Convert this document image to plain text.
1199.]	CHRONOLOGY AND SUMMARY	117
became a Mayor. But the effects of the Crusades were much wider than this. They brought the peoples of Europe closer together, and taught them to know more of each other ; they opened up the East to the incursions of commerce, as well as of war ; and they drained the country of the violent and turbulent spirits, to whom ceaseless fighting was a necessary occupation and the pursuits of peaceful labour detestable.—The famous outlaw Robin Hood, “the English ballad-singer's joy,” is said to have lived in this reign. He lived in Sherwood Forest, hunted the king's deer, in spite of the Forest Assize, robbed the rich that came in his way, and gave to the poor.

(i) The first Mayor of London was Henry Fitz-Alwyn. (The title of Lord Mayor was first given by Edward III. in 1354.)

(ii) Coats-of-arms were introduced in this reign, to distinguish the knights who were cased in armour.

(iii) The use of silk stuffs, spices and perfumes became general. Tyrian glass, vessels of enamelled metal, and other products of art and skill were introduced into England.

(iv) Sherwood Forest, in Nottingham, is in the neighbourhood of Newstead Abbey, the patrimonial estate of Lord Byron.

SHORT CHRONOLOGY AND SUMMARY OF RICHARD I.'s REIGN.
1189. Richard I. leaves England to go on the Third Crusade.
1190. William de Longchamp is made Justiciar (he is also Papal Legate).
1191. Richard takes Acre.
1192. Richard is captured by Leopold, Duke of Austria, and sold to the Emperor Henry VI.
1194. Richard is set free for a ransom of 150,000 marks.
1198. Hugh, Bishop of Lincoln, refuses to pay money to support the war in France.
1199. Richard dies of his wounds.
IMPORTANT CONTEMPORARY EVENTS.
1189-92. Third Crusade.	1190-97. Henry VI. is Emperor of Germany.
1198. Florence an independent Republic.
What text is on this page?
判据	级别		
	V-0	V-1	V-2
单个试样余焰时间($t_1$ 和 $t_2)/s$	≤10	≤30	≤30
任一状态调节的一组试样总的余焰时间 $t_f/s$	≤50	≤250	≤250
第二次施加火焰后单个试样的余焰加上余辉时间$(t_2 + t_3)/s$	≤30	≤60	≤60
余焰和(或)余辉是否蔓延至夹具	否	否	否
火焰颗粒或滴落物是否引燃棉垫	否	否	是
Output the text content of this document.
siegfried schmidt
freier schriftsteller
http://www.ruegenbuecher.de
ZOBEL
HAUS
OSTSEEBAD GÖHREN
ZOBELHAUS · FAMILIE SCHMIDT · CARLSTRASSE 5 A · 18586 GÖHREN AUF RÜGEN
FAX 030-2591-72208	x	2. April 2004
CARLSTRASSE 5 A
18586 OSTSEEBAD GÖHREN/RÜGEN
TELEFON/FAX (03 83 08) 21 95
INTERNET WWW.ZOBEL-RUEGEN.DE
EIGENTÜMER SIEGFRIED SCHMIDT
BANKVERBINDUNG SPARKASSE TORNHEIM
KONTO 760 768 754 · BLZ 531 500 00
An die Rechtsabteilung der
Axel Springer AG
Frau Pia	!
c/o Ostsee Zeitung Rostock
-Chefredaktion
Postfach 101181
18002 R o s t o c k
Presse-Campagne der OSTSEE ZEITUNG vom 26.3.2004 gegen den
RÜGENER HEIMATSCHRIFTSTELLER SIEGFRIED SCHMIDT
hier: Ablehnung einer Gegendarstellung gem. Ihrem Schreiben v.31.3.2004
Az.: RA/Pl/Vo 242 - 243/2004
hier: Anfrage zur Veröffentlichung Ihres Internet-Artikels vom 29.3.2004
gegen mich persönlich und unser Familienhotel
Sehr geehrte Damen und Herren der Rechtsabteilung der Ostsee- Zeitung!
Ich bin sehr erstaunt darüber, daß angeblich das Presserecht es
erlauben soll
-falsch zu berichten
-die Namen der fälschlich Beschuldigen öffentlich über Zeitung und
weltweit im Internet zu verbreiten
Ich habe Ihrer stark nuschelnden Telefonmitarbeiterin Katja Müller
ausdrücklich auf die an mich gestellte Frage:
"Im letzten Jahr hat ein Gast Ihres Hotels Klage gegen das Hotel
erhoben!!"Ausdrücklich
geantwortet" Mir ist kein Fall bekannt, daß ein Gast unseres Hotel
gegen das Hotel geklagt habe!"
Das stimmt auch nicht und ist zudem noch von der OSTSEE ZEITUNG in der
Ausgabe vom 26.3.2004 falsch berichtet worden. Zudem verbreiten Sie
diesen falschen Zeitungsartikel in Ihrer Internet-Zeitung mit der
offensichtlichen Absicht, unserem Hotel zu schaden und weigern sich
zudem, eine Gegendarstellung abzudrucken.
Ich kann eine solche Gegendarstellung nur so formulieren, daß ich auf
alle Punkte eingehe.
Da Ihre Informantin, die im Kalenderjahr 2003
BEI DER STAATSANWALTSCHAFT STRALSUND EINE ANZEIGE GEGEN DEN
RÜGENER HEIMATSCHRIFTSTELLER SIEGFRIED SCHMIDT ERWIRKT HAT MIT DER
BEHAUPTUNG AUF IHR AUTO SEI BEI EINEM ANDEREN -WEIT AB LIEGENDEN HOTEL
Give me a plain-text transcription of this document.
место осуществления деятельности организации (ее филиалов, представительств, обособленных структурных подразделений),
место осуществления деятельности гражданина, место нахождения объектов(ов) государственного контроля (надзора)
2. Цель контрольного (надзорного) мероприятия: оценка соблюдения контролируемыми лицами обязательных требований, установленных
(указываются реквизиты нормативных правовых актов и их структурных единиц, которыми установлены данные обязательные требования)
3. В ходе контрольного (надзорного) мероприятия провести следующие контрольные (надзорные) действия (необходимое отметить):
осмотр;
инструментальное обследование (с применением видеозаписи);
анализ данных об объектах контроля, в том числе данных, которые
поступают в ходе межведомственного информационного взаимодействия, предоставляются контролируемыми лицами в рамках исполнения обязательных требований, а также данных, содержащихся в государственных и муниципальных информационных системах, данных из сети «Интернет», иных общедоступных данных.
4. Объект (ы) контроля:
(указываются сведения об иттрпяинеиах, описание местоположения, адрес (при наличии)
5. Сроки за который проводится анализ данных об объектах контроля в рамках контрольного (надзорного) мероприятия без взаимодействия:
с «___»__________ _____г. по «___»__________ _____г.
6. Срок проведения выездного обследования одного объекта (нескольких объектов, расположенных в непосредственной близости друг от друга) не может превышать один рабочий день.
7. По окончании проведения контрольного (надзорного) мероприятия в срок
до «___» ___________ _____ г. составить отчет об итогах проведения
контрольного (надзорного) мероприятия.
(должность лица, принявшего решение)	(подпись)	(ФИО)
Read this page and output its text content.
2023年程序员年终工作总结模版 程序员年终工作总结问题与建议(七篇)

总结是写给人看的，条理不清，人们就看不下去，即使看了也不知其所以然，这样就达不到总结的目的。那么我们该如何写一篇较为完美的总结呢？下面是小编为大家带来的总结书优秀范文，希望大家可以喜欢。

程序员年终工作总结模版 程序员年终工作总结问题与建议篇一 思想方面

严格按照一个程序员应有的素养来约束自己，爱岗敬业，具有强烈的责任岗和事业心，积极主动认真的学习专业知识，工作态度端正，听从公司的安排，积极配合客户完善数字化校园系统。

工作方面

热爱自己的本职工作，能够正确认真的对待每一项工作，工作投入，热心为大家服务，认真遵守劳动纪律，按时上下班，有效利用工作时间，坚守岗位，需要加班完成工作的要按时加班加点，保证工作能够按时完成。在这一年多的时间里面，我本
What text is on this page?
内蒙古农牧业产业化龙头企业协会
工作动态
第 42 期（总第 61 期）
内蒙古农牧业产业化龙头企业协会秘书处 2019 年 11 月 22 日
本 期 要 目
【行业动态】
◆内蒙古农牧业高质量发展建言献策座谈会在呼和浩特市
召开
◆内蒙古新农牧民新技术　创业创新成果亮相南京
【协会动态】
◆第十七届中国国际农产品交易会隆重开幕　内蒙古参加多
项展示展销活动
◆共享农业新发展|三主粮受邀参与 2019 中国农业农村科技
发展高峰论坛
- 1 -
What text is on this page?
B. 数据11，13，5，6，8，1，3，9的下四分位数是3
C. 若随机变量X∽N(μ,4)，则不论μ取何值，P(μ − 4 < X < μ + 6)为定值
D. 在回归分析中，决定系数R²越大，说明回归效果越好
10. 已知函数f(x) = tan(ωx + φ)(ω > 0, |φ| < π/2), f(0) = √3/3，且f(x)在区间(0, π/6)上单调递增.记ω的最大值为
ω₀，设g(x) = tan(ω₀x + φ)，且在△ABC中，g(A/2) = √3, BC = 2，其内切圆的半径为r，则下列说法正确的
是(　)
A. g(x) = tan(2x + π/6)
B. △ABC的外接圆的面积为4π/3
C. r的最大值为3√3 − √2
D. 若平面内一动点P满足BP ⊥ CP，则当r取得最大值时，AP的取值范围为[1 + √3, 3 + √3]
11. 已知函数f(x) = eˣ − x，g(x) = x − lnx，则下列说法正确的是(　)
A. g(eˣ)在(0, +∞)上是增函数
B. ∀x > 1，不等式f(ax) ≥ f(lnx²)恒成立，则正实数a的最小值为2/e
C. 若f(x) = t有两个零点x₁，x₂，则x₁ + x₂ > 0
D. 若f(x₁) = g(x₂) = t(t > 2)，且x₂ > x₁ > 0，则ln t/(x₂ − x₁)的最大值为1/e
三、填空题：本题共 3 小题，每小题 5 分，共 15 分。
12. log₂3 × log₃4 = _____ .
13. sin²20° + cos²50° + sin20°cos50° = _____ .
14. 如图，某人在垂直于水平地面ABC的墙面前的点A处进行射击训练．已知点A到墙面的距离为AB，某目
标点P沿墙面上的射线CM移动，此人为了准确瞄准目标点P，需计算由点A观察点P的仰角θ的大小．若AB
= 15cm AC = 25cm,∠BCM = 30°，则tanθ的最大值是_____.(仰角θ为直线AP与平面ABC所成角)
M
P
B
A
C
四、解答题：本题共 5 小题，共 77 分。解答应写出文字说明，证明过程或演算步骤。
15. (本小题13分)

--

TASK DIRECTIONS:
Take every line containing the word "Lord" and copy it.

TASK OUTPUT:
(i) The first Mayor of London was Henry Fitz-Alwyn. (The title of Lord Mayor was first given by Edward III. in 1354.)
(iv) Sherwood Forest, in Nottingham, is in the neighbourhood of Newstead Abbey, the patrimonial estate of Lord Byron.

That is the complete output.